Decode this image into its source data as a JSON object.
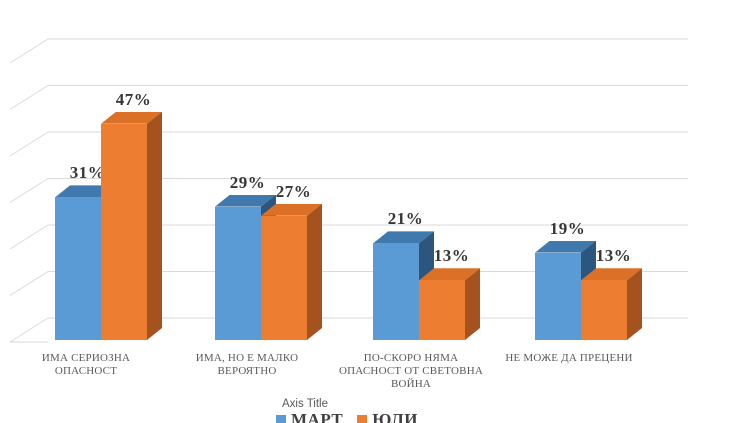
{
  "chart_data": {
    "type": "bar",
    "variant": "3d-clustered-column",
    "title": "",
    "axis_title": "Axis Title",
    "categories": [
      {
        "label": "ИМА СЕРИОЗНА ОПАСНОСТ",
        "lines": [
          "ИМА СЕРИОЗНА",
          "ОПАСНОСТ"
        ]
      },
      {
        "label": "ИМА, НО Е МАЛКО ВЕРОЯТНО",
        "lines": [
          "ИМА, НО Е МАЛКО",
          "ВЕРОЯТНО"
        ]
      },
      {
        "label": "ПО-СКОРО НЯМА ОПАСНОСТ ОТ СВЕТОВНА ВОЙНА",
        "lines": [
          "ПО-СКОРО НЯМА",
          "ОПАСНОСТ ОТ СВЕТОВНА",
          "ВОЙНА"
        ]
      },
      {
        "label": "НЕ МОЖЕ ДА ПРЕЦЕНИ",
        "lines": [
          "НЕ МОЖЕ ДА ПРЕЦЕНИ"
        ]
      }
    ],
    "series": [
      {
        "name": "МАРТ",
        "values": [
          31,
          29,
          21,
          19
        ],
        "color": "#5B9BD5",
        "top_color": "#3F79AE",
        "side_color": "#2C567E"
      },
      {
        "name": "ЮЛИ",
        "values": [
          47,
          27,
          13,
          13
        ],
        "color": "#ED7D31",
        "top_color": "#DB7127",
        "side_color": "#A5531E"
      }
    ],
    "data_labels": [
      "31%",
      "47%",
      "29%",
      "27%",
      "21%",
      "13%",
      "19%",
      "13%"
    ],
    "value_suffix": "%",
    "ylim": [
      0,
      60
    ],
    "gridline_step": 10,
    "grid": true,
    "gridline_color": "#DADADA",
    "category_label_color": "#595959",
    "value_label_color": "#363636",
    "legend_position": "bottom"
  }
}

> [YOUR INSTRUCTIONS]
Reproduce every line above as written, skipping pictures.

> [EXERCISE RESPONSE]
Decode this image into its source data as a JSON object.
{
  "chart_data": {
    "type": "bar",
    "variant": "3d-clustered-column",
    "title": "",
    "axis_title": "Axis Title",
    "categories": [
      {
        "label": "ИМА СЕРИОЗНА ОПАСНОСТ",
        "lines": [
          "ИМА СЕРИОЗНА",
          "ОПАСНОСТ"
        ]
      },
      {
        "label": "ИМА, НО Е МАЛКО ВЕРОЯТНО",
        "lines": [
          "ИМА, НО Е МАЛКО",
          "ВЕРОЯТНО"
        ]
      },
      {
        "label": "ПО-СКОРО НЯМА ОПАСНОСТ ОТ СВЕТОВНА ВОЙНА",
        "lines": [
          "ПО-СКОРО НЯМА",
          "ОПАСНОСТ ОТ СВЕТОВНА",
          "ВОЙНА"
        ]
      },
      {
        "label": "НЕ МОЖЕ ДА ПРЕЦЕНИ",
        "lines": [
          "НЕ МОЖЕ ДА ПРЕЦЕНИ"
        ]
      }
    ],
    "series": [
      {
        "name": "МАРТ",
        "values": [
          31,
          29,
          21,
          19
        ],
        "color": "#5B9BD5",
        "top_color": "#3F79AE",
        "side_color": "#2C567E"
      },
      {
        "name": "ЮЛИ",
        "values": [
          47,
          27,
          13,
          13
        ],
        "color": "#ED7D31",
        "top_color": "#DB7127",
        "side_color": "#A5531E"
      }
    ],
    "data_labels": [
      "31%",
      "47%",
      "29%",
      "27%",
      "21%",
      "13%",
      "19%",
      "13%"
    ],
    "value_suffix": "%",
    "ylim": [
      0,
      60
    ],
    "gridline_step": 10,
    "grid": true,
    "gridline_color": "#DADADA",
    "category_label_color": "#595959",
    "value_label_color": "#363636",
    "legend_position": "bottom"
  }
}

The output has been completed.